** AIM **
Locate every line below that contains the word "title" and copy it.
***** EXERCISE DATA
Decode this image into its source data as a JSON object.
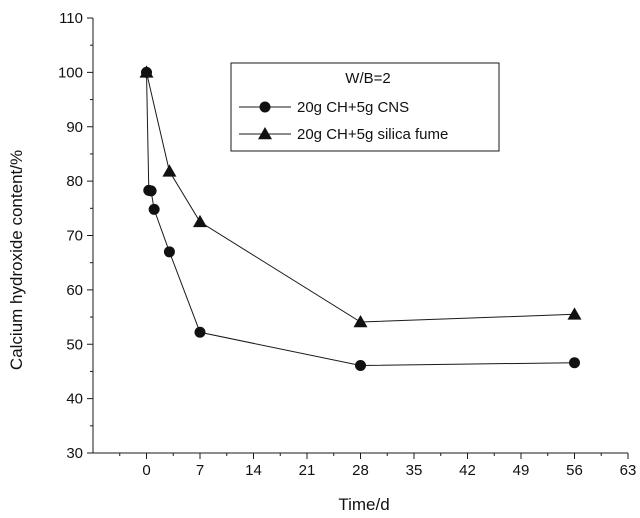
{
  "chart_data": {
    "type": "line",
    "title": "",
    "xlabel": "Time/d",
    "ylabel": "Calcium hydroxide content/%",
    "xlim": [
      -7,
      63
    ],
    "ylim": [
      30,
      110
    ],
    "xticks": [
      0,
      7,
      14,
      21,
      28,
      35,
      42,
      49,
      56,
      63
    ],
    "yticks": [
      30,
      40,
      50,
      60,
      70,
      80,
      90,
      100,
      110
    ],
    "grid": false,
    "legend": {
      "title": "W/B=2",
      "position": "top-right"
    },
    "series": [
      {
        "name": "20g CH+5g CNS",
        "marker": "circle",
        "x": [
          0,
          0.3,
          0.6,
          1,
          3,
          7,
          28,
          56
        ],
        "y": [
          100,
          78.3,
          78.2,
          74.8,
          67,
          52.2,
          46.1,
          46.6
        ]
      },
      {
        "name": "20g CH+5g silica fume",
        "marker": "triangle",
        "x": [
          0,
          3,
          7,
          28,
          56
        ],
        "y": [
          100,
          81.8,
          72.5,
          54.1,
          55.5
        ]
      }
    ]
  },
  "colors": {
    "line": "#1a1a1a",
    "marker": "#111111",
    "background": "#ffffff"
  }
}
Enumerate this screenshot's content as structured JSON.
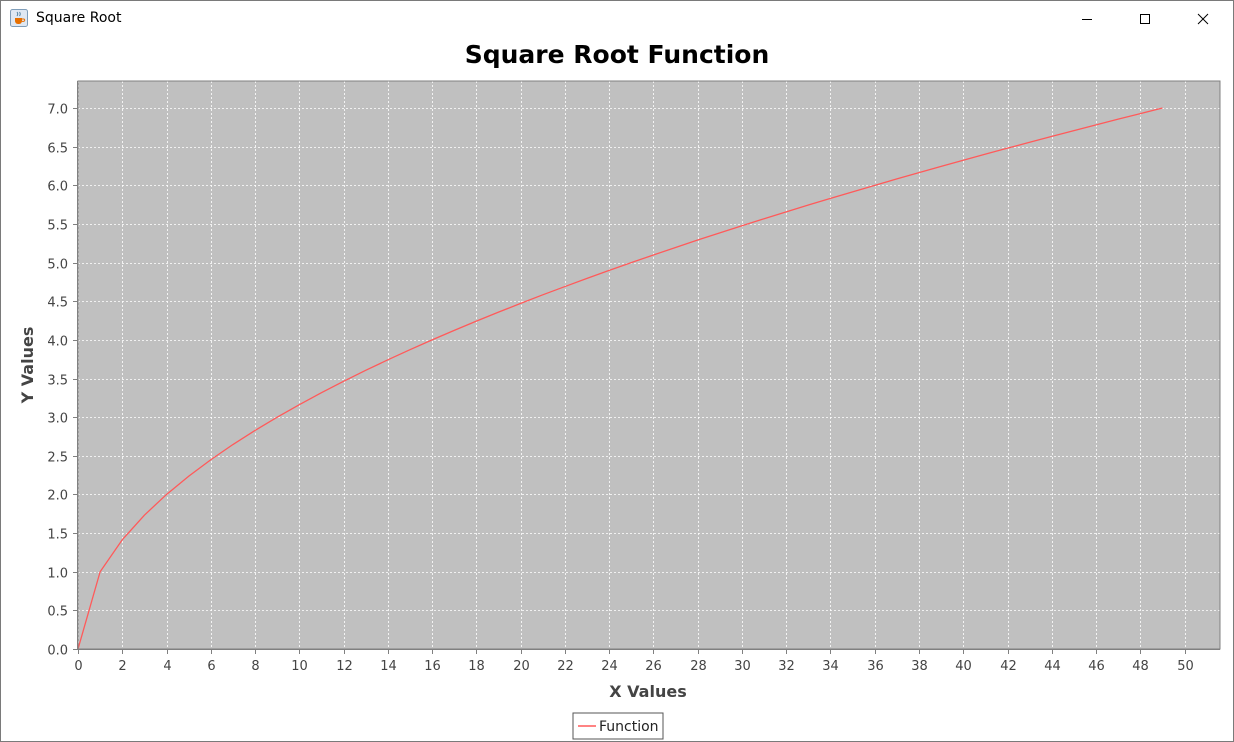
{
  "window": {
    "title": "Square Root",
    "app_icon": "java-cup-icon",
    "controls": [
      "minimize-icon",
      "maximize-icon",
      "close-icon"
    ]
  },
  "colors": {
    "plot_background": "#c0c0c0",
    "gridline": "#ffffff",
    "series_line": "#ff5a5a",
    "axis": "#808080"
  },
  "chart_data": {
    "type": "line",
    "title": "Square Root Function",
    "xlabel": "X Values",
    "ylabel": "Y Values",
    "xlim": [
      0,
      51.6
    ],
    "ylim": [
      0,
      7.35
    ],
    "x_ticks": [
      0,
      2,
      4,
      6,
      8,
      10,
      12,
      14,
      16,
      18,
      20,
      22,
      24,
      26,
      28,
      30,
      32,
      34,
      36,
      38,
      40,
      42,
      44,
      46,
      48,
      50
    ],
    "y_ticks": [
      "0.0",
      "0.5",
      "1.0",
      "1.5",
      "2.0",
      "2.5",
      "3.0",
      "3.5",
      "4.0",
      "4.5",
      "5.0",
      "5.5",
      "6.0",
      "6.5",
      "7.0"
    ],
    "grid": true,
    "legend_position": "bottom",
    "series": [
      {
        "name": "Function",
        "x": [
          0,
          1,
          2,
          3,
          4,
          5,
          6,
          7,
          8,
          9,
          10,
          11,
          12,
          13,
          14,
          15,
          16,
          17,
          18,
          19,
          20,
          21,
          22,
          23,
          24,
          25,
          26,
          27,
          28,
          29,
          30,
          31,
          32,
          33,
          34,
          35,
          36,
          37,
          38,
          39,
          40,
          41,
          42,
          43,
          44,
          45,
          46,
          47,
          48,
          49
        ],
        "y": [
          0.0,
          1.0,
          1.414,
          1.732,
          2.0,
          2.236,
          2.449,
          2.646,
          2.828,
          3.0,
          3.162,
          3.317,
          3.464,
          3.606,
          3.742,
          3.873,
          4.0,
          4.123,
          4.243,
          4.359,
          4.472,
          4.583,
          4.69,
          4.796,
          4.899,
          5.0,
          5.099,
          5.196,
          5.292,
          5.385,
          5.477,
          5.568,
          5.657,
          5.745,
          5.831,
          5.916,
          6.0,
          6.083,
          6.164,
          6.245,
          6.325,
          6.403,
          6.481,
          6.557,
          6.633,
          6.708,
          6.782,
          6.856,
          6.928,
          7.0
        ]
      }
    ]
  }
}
**********
***** EXERCISE DATA
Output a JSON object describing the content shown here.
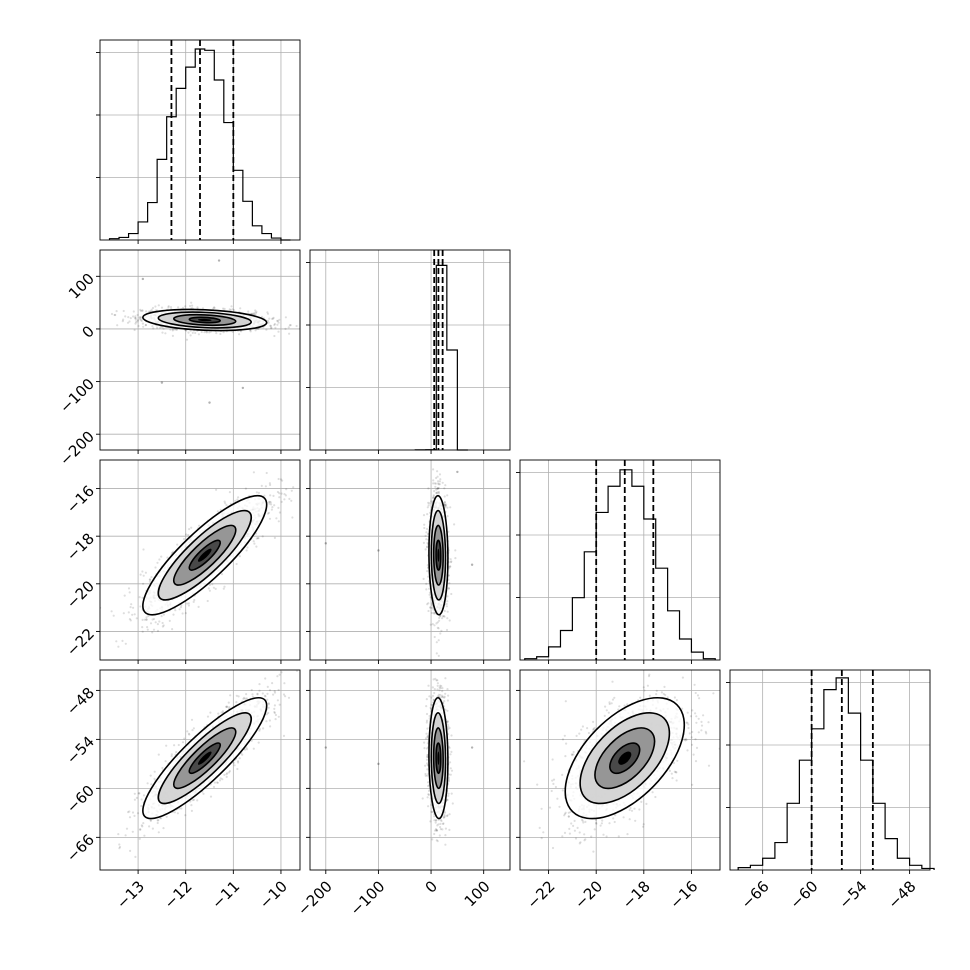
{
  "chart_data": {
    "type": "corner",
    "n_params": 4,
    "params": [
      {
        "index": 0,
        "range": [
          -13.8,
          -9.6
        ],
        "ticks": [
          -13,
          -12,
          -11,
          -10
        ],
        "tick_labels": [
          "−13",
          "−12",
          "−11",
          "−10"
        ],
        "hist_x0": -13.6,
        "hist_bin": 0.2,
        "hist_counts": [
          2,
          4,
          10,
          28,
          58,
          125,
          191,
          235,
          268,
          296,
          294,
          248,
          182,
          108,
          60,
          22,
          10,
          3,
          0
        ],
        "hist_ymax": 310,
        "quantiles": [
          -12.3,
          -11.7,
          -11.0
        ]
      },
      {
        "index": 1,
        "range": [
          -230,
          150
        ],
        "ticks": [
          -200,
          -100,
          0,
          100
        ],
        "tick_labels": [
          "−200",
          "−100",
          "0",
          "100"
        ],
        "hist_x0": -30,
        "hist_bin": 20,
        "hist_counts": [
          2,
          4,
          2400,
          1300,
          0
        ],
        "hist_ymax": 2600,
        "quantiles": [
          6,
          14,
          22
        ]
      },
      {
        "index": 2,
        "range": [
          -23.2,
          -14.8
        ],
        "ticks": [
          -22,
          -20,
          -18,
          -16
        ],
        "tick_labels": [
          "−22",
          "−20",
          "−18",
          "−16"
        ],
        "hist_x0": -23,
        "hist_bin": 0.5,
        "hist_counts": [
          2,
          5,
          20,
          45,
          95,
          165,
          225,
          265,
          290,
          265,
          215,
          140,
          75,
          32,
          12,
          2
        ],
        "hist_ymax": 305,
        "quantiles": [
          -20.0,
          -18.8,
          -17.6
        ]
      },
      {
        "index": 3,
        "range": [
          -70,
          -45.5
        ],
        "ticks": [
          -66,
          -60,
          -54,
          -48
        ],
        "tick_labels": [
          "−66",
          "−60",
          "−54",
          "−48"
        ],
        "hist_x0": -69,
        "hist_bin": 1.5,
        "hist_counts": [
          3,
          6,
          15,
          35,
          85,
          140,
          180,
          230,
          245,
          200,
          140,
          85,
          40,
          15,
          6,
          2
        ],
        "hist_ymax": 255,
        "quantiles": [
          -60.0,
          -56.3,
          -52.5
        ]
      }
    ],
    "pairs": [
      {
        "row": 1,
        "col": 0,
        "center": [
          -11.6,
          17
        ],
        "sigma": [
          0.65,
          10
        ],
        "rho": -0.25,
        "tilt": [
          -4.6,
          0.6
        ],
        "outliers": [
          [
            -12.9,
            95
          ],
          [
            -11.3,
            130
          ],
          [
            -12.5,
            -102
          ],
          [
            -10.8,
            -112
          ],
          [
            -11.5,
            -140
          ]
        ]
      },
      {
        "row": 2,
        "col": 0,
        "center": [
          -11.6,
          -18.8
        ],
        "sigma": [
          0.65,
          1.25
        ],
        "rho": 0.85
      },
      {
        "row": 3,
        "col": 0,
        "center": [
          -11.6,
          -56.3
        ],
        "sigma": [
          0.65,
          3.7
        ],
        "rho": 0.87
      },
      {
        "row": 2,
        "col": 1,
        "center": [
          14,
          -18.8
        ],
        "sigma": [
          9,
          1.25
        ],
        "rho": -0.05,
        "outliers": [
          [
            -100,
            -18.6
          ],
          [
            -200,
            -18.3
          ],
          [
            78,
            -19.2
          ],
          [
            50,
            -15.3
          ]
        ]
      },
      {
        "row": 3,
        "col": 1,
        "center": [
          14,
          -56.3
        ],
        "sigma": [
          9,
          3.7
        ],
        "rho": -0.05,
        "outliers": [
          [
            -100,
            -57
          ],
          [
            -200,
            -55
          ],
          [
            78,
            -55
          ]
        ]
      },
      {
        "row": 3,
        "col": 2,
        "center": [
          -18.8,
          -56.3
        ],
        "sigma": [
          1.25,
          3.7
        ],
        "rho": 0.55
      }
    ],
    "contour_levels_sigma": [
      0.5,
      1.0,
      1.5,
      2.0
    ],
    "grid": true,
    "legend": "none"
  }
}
**********
** REPLY TO THE TASK **
    "title": "",
      "title": "W/B=2",
    "title": "Square Root",
    "title": "Square Root Function",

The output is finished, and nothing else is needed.